* _Stated problem_
Within the listing below, locate all lines containing the word "chevron". Copy each one.
START Material provided
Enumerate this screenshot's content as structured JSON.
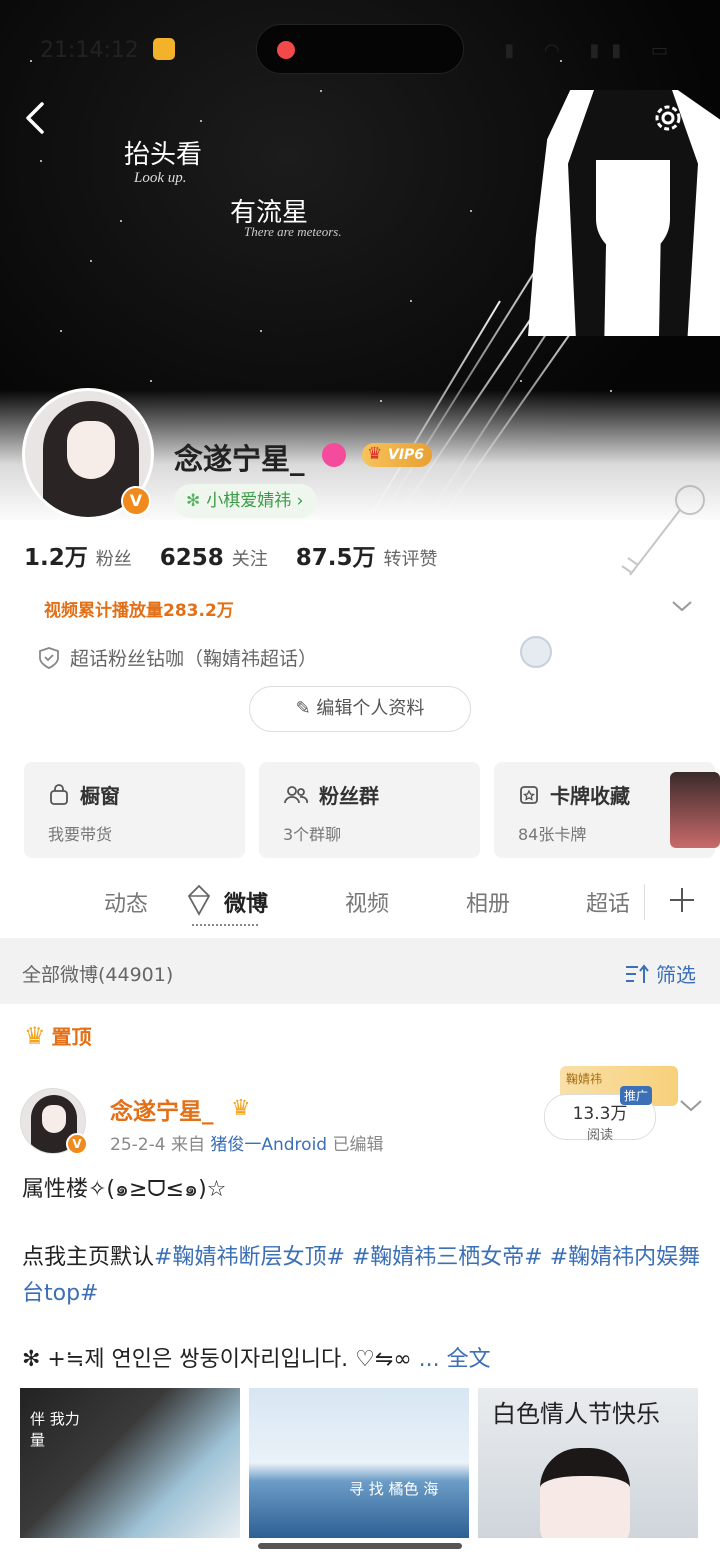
{
  "status_bar": {
    "time": "21:14:12",
    "icons": "▮ ◠ ▮▮ ▭"
  },
  "banner": {
    "line1": "抬头看",
    "line1_en": "Look up.",
    "line2": "有流星",
    "line2_en": "There are meteors."
  },
  "profile": {
    "username": "念遂宁星_",
    "verified": "V",
    "vip": "VIP6",
    "tag": "小棋爱婧祎",
    "stats": [
      {
        "num": "1.2万",
        "label": "粉丝"
      },
      {
        "num": "6258",
        "label": "关注"
      },
      {
        "num": "87.5万",
        "label": "转评赞"
      }
    ],
    "video_plays": "视频累计播放量283.2万",
    "supertopic": "超话粉丝钻咖（鞠婧祎超话）",
    "edit_button": "编辑个人资料"
  },
  "cards": [
    {
      "title": "橱窗",
      "sub": "我要带货"
    },
    {
      "title": "粉丝群",
      "sub": "3个群聊"
    },
    {
      "title": "卡牌收藏",
      "sub": "84张卡牌"
    }
  ],
  "tabs": [
    "动态",
    "微博",
    "视频",
    "相册",
    "超话"
  ],
  "filter_bar": {
    "all": "全部微博(44901)",
    "filter": "筛选"
  },
  "pinned": "置顶",
  "post": {
    "author": "念遂宁星_",
    "date": "25-2-4",
    "from": "来自",
    "source": "猪俊一Android",
    "edited": "已编辑",
    "promo_label": "鞠婧祎",
    "promo_tag": "推广",
    "reads": "13.3万",
    "reads_label": "阅读",
    "line1": "属性楼✧(๑≥ᗜ≤๑)☆",
    "line2_prefix": "点我主页默认",
    "hashtags": "#鞠婧祎断层女顶# #鞠婧祎三栖女帝# #鞠婧祎内娱舞台top#",
    "line3": "✻ +≒제 연인은 쌍둥이자리입니다. ♡⇋∞",
    "more": "... 全文"
  },
  "thumbs": {
    "t1_caption": "伴 我力量",
    "t2_caption": "寻 找 橘色 海",
    "t3_title": "白色情人节快乐"
  },
  "colors": {
    "accent_orange": "#e36f16",
    "link_blue": "#3b6fb6",
    "tag_green": "#3c9a48"
  }
}
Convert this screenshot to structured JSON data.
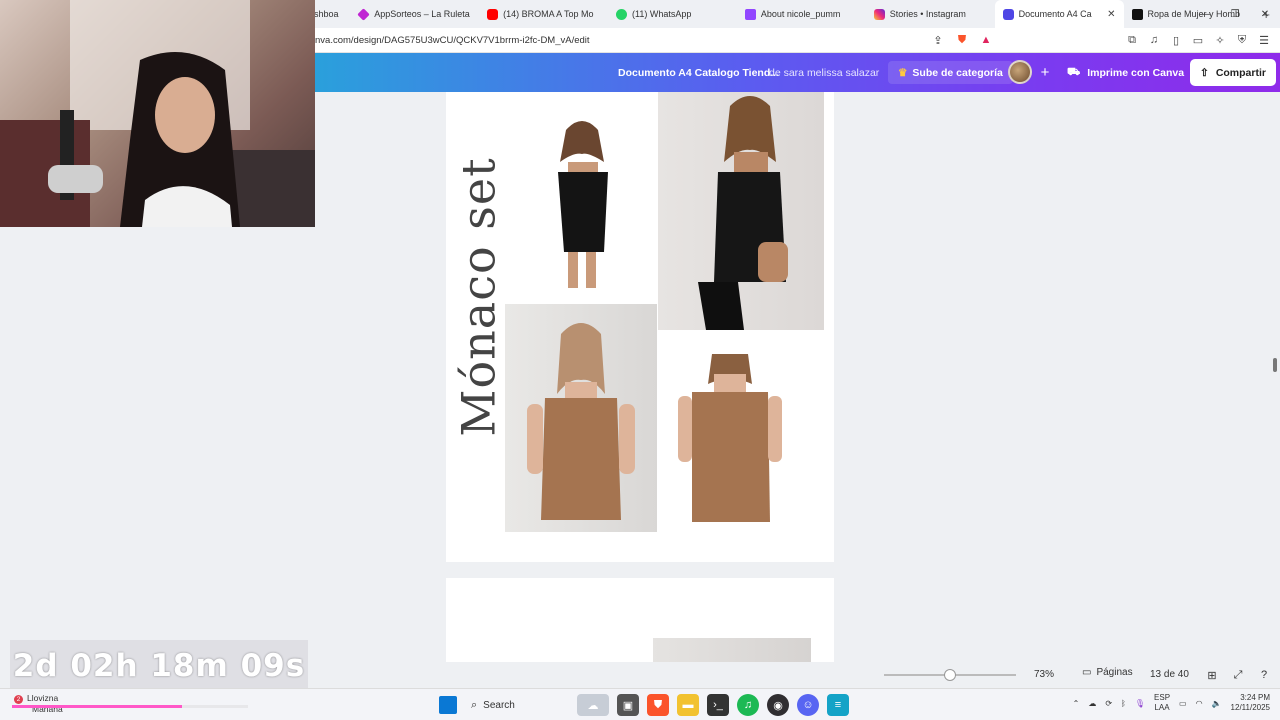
{
  "browser": {
    "tabs": [
      {
        "label": "shboa",
        "icon": "dashboard-icon",
        "color": "#4a5fd1"
      },
      {
        "label": "AppSorteos – La Ruleta",
        "icon": "appsorteos-icon",
        "color": "#c026d3"
      },
      {
        "label": "(14) BROMA A Top Mo",
        "icon": "youtube-icon",
        "color": "#ff0000"
      },
      {
        "label": "(11) WhatsApp",
        "icon": "whatsapp-icon",
        "color": "#25d366"
      },
      {
        "label": "About nicole_pumm",
        "icon": "twitch-icon",
        "color": "#9146ff"
      },
      {
        "label": "Stories • Instagram",
        "icon": "instagram-icon",
        "color": "#e1306c"
      },
      {
        "label": "Documento A4 Ca",
        "icon": "canva-icon",
        "color": "#4f46e5",
        "active": true
      },
      {
        "label": "Ropa de Mujer y Homb",
        "icon": "shein-icon",
        "color": "#111111"
      }
    ],
    "url": "nva.com/design/DAG575U3wCU/QCKV7V1brrm-i2fc-DM_vA/edit"
  },
  "canva": {
    "doc_title": "Documento A4 Catalogo Tiend...",
    "author": "de sara melissa salazar",
    "upgrade_label": "Sube de categoría",
    "print_label": "Imprime con Canva",
    "share_label": "Compartir",
    "page_title": "Mónaco set",
    "zoom": "73%",
    "zoom_fraction": 0.5,
    "pages_label": "Páginas",
    "page_count": "13 de 40"
  },
  "stream": {
    "timer": "2d 02h 18m 09s",
    "progress_fraction": 0.72
  },
  "taskbar": {
    "weather_label": "Llovizna",
    "weather_sub": "Mañana",
    "weather_badge": "2",
    "search_placeholder": "Search",
    "lang_line1": "ESP",
    "lang_line2": "LAA",
    "time": "3:24 PM",
    "date": "12/11/2025"
  },
  "colors": {
    "accent_canva": "#7a3bf0",
    "progress_pink": "#ff58c8"
  }
}
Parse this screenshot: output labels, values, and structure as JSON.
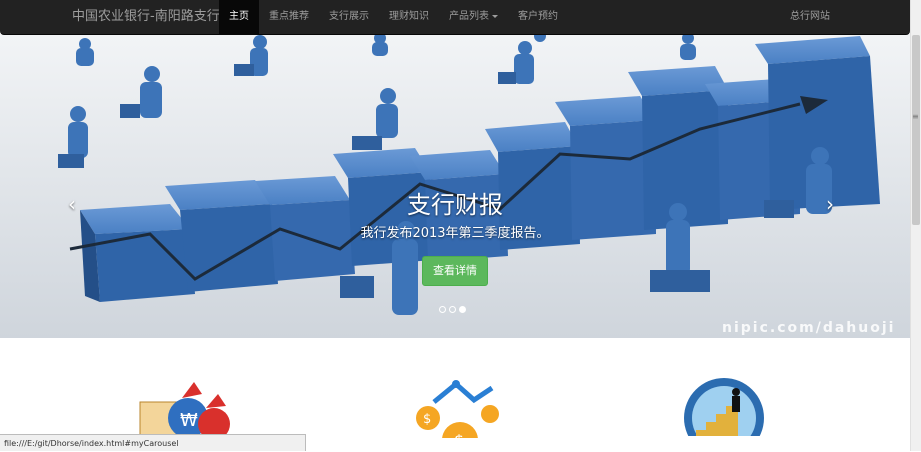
{
  "navbar": {
    "brand": "中国农业银行-南阳路支行",
    "items": [
      {
        "label": "主页",
        "active": true
      },
      {
        "label": "重点推荐"
      },
      {
        "label": "支行展示"
      },
      {
        "label": "理财知识"
      },
      {
        "label": "产品列表",
        "dropdown": true
      },
      {
        "label": "客户预约"
      }
    ],
    "right_link": "总行网站"
  },
  "carousel": {
    "title": "支行财报",
    "text": "我行发布2013年第三季度报告。",
    "button": "查看详情",
    "prev_icon": "chevron-left-icon",
    "next_icon": "chevron-right-icon",
    "indicators": 3,
    "active_indicator": 2,
    "watermark": "nipic.com/dahuoji"
  },
  "status_bar": {
    "url": "file:///E:/git/Dhorse/index.html#myCarousel"
  },
  "colors": {
    "navbar_bg": "#222222",
    "accent_green": "#5cb85c",
    "bar_blue": "#3d74b8"
  }
}
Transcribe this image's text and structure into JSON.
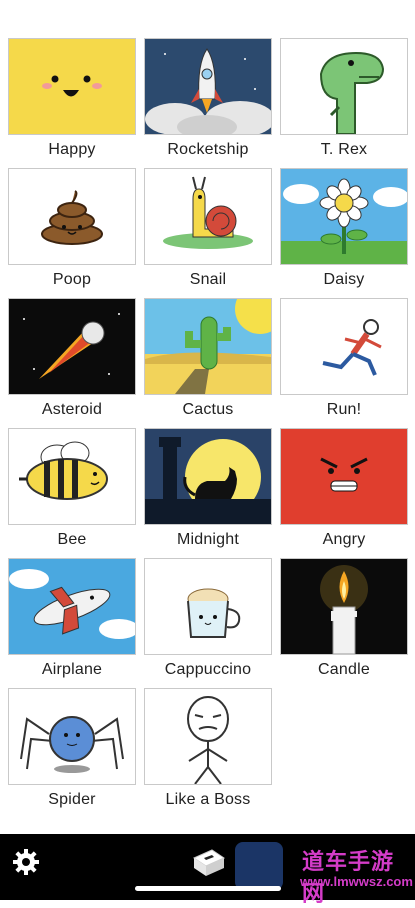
{
  "tiles": [
    {
      "label": "Happy"
    },
    {
      "label": "Rocketship"
    },
    {
      "label": "T. Rex"
    },
    {
      "label": "Poop"
    },
    {
      "label": "Snail"
    },
    {
      "label": "Daisy"
    },
    {
      "label": "Asteroid"
    },
    {
      "label": "Cactus"
    },
    {
      "label": "Run!"
    },
    {
      "label": "Bee"
    },
    {
      "label": "Midnight"
    },
    {
      "label": "Angry"
    },
    {
      "label": "Airplane"
    },
    {
      "label": "Cappuccino"
    },
    {
      "label": "Candle"
    },
    {
      "label": "Spider"
    },
    {
      "label": "Like a Boss"
    }
  ],
  "bottom_bar": {
    "settings_icon": "gear-icon",
    "book_icon": "book-icon"
  },
  "watermark": {
    "line1": "道车手游网",
    "line2": "www.lmwwsz.com"
  }
}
END Material provided
* _Output of the task_
    "prev_icon": "chevron-left-icon",
    "next_icon": "chevron-right-icon",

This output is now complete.